[Begin Extracted information]

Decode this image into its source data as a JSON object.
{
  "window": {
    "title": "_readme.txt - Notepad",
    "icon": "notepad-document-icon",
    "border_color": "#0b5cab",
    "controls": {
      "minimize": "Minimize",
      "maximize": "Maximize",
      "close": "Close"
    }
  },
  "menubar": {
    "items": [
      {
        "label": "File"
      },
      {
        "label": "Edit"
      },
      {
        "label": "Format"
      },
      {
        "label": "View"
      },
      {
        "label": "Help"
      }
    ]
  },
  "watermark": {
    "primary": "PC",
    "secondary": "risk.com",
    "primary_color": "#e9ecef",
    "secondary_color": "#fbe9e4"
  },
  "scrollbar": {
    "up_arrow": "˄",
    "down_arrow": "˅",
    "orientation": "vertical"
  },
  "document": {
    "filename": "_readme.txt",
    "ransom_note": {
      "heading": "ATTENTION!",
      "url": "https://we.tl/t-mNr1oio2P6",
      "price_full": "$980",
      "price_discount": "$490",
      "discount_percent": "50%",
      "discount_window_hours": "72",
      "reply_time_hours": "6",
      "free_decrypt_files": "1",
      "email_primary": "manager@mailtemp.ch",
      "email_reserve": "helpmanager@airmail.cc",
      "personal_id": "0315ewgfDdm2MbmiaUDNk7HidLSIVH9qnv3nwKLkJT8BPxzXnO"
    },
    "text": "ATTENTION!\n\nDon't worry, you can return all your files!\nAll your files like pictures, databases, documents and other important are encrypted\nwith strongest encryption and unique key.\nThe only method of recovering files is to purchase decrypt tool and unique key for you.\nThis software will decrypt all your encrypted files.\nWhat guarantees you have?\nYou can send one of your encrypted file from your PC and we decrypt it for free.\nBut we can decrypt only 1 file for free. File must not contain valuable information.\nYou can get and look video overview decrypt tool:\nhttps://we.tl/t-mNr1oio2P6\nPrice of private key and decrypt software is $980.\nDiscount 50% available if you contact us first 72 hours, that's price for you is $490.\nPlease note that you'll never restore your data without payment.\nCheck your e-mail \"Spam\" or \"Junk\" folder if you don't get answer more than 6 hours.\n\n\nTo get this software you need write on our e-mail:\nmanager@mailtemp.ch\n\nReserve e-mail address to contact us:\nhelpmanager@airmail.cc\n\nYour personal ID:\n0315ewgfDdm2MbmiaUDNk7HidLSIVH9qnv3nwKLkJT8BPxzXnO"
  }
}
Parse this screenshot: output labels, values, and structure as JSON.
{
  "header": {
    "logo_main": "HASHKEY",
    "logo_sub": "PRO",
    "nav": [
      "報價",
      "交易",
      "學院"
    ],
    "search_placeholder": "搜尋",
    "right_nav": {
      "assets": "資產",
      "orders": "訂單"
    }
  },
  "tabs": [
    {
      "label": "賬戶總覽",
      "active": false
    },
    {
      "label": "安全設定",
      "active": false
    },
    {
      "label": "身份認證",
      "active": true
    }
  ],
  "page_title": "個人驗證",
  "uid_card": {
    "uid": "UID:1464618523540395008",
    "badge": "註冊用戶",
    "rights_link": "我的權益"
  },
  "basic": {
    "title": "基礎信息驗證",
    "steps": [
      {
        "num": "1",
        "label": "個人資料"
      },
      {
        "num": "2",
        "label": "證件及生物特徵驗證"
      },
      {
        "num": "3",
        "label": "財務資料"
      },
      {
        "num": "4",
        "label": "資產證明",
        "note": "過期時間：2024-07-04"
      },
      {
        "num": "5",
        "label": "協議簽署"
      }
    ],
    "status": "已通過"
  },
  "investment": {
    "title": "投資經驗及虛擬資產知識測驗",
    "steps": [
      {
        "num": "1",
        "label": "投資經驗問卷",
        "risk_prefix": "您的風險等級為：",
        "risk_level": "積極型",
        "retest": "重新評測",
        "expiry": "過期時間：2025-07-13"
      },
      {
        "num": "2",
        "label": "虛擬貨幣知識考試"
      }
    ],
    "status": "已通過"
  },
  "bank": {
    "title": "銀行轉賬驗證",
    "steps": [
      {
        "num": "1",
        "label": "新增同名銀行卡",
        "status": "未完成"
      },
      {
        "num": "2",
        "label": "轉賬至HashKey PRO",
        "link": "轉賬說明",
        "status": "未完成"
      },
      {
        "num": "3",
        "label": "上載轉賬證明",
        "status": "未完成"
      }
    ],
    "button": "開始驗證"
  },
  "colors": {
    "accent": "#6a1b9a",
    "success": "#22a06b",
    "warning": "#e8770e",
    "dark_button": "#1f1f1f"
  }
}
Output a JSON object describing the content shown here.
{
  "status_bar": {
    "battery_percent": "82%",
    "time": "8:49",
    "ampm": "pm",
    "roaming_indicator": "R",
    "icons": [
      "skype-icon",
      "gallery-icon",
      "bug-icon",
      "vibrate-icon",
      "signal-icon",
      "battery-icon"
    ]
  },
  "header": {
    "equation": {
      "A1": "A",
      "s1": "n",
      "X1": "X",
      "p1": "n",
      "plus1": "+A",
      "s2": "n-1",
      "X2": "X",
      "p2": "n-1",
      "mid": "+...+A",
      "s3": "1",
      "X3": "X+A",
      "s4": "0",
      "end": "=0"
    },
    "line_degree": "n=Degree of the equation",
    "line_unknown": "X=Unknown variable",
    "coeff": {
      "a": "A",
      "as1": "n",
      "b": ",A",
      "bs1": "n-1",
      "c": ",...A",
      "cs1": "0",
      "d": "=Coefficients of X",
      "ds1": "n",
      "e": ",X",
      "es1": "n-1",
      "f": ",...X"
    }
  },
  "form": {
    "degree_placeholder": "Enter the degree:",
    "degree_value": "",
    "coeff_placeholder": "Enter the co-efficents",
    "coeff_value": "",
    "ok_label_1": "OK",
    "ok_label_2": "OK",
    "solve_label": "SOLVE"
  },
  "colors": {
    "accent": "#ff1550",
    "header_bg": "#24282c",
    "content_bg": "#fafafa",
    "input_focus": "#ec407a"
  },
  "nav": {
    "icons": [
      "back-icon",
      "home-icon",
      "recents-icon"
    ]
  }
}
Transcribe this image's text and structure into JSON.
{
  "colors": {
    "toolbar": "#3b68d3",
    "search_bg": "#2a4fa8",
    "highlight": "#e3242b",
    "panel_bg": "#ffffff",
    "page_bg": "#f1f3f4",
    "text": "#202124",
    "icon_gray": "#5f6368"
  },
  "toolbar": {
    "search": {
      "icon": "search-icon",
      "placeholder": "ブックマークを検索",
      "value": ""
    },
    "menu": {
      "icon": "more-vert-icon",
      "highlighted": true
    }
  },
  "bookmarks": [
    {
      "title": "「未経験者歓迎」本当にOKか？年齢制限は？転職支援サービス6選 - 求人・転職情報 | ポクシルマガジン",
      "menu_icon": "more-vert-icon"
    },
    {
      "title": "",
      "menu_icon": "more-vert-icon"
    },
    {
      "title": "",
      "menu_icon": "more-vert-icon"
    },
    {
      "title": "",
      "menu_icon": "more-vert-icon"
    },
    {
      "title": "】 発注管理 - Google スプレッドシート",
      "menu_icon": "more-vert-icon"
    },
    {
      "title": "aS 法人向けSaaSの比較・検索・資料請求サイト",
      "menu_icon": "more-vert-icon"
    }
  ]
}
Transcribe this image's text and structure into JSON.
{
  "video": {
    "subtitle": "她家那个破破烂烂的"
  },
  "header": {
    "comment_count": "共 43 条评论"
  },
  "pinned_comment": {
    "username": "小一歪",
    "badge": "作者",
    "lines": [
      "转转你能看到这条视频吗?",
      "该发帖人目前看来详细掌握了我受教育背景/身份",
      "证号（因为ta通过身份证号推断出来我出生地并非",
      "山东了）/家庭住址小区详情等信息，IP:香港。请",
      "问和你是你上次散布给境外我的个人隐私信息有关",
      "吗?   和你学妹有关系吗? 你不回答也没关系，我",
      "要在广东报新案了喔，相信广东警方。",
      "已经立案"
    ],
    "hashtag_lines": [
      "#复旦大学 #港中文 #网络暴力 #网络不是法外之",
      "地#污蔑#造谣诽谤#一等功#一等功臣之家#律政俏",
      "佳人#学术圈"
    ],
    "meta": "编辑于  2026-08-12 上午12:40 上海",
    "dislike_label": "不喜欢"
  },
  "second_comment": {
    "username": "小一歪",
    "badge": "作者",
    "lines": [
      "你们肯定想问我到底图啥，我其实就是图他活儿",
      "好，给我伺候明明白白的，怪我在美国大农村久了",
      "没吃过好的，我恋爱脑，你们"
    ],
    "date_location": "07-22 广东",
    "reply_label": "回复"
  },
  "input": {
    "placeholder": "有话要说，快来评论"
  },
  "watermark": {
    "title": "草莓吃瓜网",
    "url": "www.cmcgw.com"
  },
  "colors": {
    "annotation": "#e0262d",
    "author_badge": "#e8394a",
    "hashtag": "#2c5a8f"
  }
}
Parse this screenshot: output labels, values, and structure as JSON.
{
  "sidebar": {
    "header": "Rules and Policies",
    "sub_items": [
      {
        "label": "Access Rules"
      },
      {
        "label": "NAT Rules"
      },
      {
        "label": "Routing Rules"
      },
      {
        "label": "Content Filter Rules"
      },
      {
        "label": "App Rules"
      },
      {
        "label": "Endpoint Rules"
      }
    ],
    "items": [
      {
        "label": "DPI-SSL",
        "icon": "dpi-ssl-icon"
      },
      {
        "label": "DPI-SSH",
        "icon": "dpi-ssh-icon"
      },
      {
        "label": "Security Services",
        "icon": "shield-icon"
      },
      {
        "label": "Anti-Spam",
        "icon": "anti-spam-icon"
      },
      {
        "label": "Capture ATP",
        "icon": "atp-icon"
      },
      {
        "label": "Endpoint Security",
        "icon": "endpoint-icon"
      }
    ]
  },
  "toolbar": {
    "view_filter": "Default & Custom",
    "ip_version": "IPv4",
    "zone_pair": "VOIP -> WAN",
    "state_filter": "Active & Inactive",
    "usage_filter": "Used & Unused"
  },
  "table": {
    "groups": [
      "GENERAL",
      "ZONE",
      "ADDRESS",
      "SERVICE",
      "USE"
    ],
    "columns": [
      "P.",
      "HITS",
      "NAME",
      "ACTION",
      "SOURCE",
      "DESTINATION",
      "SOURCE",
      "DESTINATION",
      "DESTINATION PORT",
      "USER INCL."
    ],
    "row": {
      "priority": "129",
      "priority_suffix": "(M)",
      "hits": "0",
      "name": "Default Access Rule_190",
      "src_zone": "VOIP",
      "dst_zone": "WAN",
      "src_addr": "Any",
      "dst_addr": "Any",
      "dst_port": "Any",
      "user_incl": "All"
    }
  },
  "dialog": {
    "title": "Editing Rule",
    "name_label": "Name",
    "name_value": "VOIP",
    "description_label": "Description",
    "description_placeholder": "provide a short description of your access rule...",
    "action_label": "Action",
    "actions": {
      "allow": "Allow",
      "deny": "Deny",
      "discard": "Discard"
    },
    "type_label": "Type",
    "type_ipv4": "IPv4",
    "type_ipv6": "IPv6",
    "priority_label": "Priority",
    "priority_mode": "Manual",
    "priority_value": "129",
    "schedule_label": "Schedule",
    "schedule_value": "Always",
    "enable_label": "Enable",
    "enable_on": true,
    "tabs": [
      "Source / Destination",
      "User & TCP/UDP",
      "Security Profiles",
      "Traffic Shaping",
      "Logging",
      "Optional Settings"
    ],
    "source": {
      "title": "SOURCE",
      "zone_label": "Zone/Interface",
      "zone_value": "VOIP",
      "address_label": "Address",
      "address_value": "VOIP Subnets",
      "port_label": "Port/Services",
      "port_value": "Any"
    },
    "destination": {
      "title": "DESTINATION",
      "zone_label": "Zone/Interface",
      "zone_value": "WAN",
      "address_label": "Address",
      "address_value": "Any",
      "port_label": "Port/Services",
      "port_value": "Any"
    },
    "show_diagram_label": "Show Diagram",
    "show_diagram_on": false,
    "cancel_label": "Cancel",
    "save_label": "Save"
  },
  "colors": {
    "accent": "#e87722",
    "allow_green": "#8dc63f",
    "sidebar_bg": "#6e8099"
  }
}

[End Extracted information]

**The exercise**: Filter the records above and return every line that holds the word "Rules".

**Answer to the problem**:
    "header": "Rules and Policies",
        "label": "Access Rules"
        "label": "NAT Rules"
        "label": "Routing Rules"
        "label": "Content Filter Rules"
        "label": "App Rules"
        "label": "Endpoint Rules"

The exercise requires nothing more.